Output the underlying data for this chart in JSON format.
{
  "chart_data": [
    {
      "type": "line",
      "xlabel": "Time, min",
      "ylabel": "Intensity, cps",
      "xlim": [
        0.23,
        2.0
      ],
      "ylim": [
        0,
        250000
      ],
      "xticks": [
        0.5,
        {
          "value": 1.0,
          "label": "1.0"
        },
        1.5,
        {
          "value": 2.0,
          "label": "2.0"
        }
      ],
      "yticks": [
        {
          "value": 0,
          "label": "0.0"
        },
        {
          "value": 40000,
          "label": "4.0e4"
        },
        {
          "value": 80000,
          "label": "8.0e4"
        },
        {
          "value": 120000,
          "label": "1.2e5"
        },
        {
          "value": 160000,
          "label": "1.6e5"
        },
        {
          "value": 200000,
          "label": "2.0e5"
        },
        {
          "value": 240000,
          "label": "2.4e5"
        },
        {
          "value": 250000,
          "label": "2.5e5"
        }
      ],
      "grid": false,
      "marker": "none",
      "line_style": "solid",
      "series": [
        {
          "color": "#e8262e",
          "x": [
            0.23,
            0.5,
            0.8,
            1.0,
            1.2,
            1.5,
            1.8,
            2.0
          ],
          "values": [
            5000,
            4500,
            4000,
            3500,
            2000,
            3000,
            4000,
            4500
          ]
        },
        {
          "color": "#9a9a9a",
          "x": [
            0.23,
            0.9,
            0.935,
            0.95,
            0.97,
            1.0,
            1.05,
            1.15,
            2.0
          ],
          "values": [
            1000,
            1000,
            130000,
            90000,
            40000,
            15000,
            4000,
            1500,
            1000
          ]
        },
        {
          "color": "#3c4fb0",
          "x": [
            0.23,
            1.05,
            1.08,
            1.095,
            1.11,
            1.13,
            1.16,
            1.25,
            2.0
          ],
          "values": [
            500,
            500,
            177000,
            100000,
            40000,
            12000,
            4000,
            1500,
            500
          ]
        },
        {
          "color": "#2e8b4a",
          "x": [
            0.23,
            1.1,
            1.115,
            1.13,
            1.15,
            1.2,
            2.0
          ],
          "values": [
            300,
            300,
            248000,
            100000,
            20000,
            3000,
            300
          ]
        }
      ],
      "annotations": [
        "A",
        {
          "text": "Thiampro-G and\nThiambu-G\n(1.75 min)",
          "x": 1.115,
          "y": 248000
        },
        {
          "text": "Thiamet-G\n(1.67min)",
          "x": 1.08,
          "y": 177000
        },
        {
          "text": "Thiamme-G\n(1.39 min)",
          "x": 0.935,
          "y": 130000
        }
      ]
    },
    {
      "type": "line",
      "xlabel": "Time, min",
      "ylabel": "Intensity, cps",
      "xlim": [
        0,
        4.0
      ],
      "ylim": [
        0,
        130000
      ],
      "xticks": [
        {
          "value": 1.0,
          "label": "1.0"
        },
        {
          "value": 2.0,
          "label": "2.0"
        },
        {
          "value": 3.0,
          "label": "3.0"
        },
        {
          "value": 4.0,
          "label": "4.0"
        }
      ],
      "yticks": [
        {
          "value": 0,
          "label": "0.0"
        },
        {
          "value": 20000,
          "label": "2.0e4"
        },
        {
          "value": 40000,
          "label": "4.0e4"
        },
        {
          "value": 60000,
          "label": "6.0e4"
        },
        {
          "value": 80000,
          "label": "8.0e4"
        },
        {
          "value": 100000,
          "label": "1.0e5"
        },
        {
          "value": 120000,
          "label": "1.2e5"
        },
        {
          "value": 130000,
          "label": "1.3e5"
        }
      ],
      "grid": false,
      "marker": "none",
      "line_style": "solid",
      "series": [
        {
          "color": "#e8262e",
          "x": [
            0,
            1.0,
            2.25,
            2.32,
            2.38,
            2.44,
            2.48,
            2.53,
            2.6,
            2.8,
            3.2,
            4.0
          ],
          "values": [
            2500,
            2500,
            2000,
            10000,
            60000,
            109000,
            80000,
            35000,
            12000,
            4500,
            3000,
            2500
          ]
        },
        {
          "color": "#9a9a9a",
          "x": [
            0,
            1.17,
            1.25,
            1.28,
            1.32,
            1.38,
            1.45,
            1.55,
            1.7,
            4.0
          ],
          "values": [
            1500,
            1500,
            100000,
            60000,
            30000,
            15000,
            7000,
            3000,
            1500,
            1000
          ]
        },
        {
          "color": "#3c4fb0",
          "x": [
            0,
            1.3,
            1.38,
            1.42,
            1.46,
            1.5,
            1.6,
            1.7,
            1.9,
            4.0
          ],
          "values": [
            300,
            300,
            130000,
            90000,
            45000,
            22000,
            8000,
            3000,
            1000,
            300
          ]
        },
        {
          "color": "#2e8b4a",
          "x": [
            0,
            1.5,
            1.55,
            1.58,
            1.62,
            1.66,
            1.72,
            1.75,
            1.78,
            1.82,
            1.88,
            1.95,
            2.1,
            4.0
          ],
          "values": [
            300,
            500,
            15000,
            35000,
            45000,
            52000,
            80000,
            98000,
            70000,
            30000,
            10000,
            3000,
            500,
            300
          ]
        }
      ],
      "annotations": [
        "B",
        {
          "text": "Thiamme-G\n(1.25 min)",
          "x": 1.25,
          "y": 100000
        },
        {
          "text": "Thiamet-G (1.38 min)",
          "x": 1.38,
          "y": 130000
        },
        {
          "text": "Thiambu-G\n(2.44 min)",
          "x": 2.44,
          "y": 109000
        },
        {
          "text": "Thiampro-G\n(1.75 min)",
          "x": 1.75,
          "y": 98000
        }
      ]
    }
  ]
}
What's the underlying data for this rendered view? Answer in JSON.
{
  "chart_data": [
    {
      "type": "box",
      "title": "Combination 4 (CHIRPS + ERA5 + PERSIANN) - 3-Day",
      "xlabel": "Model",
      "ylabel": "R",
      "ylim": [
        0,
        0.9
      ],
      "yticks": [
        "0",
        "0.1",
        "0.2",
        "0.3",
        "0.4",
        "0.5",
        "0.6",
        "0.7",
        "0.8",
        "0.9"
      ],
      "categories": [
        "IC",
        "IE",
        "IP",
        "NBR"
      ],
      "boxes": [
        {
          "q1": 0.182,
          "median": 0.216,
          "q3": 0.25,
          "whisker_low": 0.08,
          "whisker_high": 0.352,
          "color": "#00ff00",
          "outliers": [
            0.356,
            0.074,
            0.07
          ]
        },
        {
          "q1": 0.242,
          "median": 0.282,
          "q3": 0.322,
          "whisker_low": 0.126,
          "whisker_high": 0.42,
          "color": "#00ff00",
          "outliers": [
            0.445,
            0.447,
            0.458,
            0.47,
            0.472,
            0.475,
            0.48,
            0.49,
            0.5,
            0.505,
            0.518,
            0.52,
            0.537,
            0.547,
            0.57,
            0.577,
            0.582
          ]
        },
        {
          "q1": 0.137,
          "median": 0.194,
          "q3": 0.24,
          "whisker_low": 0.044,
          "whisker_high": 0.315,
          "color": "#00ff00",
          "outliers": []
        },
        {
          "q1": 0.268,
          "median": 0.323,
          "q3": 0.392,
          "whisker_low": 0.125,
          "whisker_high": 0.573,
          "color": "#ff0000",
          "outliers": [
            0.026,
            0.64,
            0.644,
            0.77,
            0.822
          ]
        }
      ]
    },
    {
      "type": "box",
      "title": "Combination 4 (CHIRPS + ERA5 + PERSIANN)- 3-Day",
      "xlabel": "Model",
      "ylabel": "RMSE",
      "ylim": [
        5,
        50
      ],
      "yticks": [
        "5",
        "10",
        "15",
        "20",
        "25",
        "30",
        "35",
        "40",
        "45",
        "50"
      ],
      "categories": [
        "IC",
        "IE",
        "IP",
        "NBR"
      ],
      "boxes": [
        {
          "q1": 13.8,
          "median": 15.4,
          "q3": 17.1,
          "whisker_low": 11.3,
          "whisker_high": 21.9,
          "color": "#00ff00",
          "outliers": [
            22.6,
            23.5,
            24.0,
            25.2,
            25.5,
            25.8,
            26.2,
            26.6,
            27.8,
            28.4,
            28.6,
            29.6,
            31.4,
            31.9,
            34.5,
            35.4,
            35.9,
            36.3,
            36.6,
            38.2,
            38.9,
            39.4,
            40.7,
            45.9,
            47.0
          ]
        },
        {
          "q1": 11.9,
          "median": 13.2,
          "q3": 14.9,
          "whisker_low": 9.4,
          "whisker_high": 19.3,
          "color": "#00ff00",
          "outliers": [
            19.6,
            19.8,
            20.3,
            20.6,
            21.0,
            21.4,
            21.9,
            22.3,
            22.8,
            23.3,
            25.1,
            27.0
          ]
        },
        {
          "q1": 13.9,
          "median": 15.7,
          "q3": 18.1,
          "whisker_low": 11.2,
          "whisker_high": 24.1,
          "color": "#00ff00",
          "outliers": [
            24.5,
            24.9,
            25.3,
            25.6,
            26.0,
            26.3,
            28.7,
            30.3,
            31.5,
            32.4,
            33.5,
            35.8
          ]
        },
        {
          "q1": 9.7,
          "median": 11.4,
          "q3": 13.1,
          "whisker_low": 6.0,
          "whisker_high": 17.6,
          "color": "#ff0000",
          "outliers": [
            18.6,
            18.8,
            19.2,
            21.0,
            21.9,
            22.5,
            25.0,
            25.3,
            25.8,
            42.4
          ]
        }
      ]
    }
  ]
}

* Goal of the exercise: Work out how many lines above have the string "underlying" in them, and give only the number.

* Answer for this exercise: 2